--- REQUIREMENTS ---
Update the entries below by putting "timer-colon" in place of "timer-separator" wherever it appears, and leave everything else untouched.

--- DATA FOR THE TASK ---
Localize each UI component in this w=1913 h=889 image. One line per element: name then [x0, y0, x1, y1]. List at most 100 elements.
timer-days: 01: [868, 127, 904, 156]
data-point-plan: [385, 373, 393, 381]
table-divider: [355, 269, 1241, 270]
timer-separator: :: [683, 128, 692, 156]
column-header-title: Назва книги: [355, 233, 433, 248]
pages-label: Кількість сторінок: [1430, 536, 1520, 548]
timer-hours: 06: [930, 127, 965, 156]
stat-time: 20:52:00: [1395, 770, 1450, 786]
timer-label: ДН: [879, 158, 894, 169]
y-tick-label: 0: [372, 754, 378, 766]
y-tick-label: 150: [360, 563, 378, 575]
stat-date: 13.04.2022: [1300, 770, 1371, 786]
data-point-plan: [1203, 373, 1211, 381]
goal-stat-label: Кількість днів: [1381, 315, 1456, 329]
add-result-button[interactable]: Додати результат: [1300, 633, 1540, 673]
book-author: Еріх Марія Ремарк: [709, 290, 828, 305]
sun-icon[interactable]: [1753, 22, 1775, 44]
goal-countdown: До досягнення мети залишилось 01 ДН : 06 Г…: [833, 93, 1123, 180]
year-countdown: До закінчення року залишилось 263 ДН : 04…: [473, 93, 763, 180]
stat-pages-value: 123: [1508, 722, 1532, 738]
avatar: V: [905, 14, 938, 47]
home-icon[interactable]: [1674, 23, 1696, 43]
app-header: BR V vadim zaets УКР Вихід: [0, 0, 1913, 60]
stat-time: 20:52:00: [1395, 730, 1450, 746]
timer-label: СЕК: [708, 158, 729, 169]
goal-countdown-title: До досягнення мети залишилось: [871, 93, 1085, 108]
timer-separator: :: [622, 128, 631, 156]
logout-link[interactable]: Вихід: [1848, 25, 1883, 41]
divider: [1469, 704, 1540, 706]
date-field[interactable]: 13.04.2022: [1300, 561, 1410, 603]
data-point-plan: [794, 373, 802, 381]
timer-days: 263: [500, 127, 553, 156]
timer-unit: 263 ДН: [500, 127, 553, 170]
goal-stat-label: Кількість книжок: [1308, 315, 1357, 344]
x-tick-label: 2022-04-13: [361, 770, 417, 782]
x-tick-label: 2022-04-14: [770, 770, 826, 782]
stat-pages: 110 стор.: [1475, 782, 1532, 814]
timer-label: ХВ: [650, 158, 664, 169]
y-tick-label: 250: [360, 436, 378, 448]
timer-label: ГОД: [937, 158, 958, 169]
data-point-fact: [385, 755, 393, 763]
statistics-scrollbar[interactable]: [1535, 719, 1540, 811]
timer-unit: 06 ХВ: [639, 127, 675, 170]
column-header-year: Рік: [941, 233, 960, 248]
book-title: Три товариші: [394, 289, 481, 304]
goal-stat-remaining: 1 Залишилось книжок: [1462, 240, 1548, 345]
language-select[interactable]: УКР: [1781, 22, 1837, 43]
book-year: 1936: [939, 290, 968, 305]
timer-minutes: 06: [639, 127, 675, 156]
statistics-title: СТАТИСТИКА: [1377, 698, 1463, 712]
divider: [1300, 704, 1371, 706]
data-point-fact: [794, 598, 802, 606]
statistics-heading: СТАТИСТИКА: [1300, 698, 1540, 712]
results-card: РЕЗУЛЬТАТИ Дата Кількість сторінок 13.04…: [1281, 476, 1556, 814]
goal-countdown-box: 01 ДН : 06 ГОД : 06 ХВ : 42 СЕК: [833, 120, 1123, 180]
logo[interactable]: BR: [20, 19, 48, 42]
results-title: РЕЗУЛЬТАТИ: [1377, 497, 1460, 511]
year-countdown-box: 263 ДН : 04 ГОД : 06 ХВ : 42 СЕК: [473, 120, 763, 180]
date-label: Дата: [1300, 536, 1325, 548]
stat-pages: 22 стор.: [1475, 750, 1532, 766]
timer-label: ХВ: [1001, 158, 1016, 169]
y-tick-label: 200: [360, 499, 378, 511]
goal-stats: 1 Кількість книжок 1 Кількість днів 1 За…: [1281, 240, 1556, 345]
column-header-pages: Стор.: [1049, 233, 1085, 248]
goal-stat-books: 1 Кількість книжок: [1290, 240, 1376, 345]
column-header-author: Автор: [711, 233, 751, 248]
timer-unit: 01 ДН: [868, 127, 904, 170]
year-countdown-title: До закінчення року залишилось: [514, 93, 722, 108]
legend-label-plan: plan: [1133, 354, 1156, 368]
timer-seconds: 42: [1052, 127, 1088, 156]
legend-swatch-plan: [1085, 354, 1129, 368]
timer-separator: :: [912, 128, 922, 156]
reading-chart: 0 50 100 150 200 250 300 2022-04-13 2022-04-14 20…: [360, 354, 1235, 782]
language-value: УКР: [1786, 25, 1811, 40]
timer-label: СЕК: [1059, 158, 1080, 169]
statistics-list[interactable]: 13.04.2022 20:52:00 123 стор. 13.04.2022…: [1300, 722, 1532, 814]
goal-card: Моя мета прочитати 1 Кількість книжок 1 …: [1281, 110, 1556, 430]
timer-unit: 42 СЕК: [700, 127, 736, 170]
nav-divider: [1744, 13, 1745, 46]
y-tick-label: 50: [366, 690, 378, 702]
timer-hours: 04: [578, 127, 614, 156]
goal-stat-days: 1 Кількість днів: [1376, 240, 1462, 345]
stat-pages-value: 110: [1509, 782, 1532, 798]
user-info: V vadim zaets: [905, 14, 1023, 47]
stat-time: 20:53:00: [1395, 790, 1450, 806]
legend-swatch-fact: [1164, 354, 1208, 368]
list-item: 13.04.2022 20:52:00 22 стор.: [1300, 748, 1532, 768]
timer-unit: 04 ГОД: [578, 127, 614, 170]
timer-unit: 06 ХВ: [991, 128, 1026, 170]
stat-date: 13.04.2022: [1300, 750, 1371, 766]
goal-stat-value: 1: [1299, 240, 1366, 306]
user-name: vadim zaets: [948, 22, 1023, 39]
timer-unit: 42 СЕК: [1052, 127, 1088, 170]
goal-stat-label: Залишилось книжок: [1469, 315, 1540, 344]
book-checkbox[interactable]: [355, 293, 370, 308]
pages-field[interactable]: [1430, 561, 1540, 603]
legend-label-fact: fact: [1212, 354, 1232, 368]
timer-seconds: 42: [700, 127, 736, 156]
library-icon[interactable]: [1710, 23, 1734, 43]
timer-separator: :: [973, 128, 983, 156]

--- OUTPUT FOR THIS TASK ---
Localize each UI component in this w=1913 h=889 image. One line per element: name then [x0, y0, x1, y1]. List at most 100 elements.
timer-days: 01: [868, 127, 904, 156]
data-point-plan: [385, 373, 393, 381]
table-divider: [355, 269, 1241, 270]
timer-colon: :: [683, 128, 692, 156]
column-header-title: Назва книги: [355, 233, 433, 248]
pages-label: Кількість сторінок: [1430, 536, 1520, 548]
timer-hours: 06: [930, 127, 965, 156]
stat-time: 20:52:00: [1395, 770, 1450, 786]
timer-label: ДН: [879, 158, 894, 169]
y-tick-label: 0: [372, 754, 378, 766]
y-tick-label: 150: [360, 563, 378, 575]
stat-date: 13.04.2022: [1300, 770, 1371, 786]
data-point-plan: [1203, 373, 1211, 381]
goal-stat-label: Кількість днів: [1381, 315, 1456, 329]
add-result-button[interactable]: Додати результат: [1300, 633, 1540, 673]
book-author: Еріх Марія Ремарк: [709, 290, 828, 305]
sun-icon[interactable]: [1753, 22, 1775, 44]
goal-countdown: До досягнення мети залишилось 01 ДН : 06 Г…: [833, 93, 1123, 180]
year-countdown: До закінчення року залишилось 263 ДН : 04…: [473, 93, 763, 180]
stat-pages-value: 123: [1508, 722, 1532, 738]
avatar: V: [905, 14, 938, 47]
home-icon[interactable]: [1674, 23, 1696, 43]
app-header: BR V vadim zaets УКР Вихід: [0, 0, 1913, 60]
stat-time: 20:52:00: [1395, 730, 1450, 746]
timer-label: СЕК: [708, 158, 729, 169]
goal-countdown-title: До досягнення мети залишилось: [871, 93, 1085, 108]
timer-colon: :: [622, 128, 631, 156]
logout-link[interactable]: Вихід: [1848, 25, 1883, 41]
divider: [1469, 704, 1540, 706]
date-field[interactable]: 13.04.2022: [1300, 561, 1410, 603]
data-point-plan: [794, 373, 802, 381]
timer-days: 263: [500, 127, 553, 156]
timer-unit: 263 ДН: [500, 127, 553, 170]
goal-stat-label: Кількість книжок: [1308, 315, 1357, 344]
x-tick-label: 2022-04-13: [361, 770, 417, 782]
x-tick-label: 2022-04-14: [770, 770, 826, 782]
stat-pages: 110 стор.: [1475, 782, 1532, 814]
timer-label: ХВ: [650, 158, 664, 169]
y-tick-label: 250: [360, 436, 378, 448]
timer-label: ГОД: [937, 158, 958, 169]
data-point-fact: [385, 755, 393, 763]
statistics-scrollbar[interactable]: [1535, 719, 1540, 811]
timer-unit: 06 ХВ: [639, 127, 675, 170]
column-header-year: Рік: [941, 233, 960, 248]
book-title: Три товариші: [394, 289, 481, 304]
goal-stat-remaining: 1 Залишилось книжок: [1462, 240, 1548, 345]
language-select[interactable]: УКР: [1781, 22, 1837, 43]
book-year: 1936: [939, 290, 968, 305]
timer-minutes: 06: [639, 127, 675, 156]
statistics-title: СТАТИСТИКА: [1377, 698, 1463, 712]
divider: [1300, 704, 1371, 706]
data-point-fact: [794, 598, 802, 606]
statistics-heading: СТАТИСТИКА: [1300, 698, 1540, 712]
results-card: РЕЗУЛЬТАТИ Дата Кількість сторінок 13.04…: [1281, 476, 1556, 814]
goal-countdown-box: 01 ДН : 06 ГОД : 06 ХВ : 42 СЕК: [833, 120, 1123, 180]
logo[interactable]: BR: [20, 19, 48, 42]
results-title: РЕЗУЛЬТАТИ: [1377, 497, 1460, 511]
year-countdown-box: 263 ДН : 04 ГОД : 06 ХВ : 42 СЕК: [473, 120, 763, 180]
date-label: Дата: [1300, 536, 1325, 548]
stat-pages: 22 стор.: [1475, 750, 1532, 766]
timer-label: ХВ: [1001, 158, 1016, 169]
y-tick-label: 200: [360, 499, 378, 511]
goal-stats: 1 Кількість книжок 1 Кількість днів 1 За…: [1281, 240, 1556, 345]
column-header-pages: Стор.: [1049, 233, 1085, 248]
goal-stat-books: 1 Кількість книжок: [1290, 240, 1376, 345]
column-header-author: Автор: [711, 233, 751, 248]
timer-unit: 01 ДН: [868, 127, 904, 170]
year-countdown-title: До закінчення року залишилось: [514, 93, 722, 108]
legend-label-plan: plan: [1133, 354, 1156, 368]
timer-seconds: 42: [1052, 127, 1088, 156]
legend-swatch-plan: [1085, 354, 1129, 368]
timer-colon: :: [912, 128, 922, 156]
reading-chart: 0 50 100 150 200 250 300 2022-04-13 2022-04-14 20…: [360, 354, 1235, 782]
language-value: УКР: [1786, 25, 1811, 40]
timer-label: СЕК: [1059, 158, 1080, 169]
statistics-list[interactable]: 13.04.2022 20:52:00 123 стор. 13.04.2022…: [1300, 722, 1532, 814]
goal-card: Моя мета прочитати 1 Кількість книжок 1 …: [1281, 110, 1556, 430]
timer-unit: 42 СЕК: [700, 127, 736, 170]
nav-divider: [1744, 13, 1745, 46]
y-tick-label: 50: [366, 690, 378, 702]
timer-hours: 04: [578, 127, 614, 156]
goal-stat-days: 1 Кількість днів: [1376, 240, 1462, 345]
stat-pages-value: 110: [1509, 782, 1532, 798]
user-info: V vadim zaets: [905, 14, 1023, 47]
stat-time: 20:53:00: [1395, 790, 1450, 806]
legend-swatch-fact: [1164, 354, 1208, 368]
list-item: 13.04.2022 20:52:00 22 стор.: [1300, 748, 1532, 768]
timer-unit: 04 ГОД: [578, 127, 614, 170]
timer-unit: 06 ХВ: [991, 128, 1026, 170]
stat-date: 13.04.2022: [1300, 750, 1371, 766]
goal-stat-value: 1: [1299, 240, 1366, 306]
user-name: vadim zaets: [948, 22, 1023, 39]
timer-unit: 42 СЕК: [1052, 127, 1088, 170]
goal-stat-label: Залишилось книжок: [1469, 315, 1540, 344]
book-checkbox[interactable]: [355, 293, 370, 308]
pages-field[interactable]: [1430, 561, 1540, 603]
legend-label-fact: fact: [1212, 354, 1232, 368]
timer-seconds: 42: [700, 127, 736, 156]
library-icon[interactable]: [1710, 23, 1734, 43]
timer-colon: :: [973, 128, 983, 156]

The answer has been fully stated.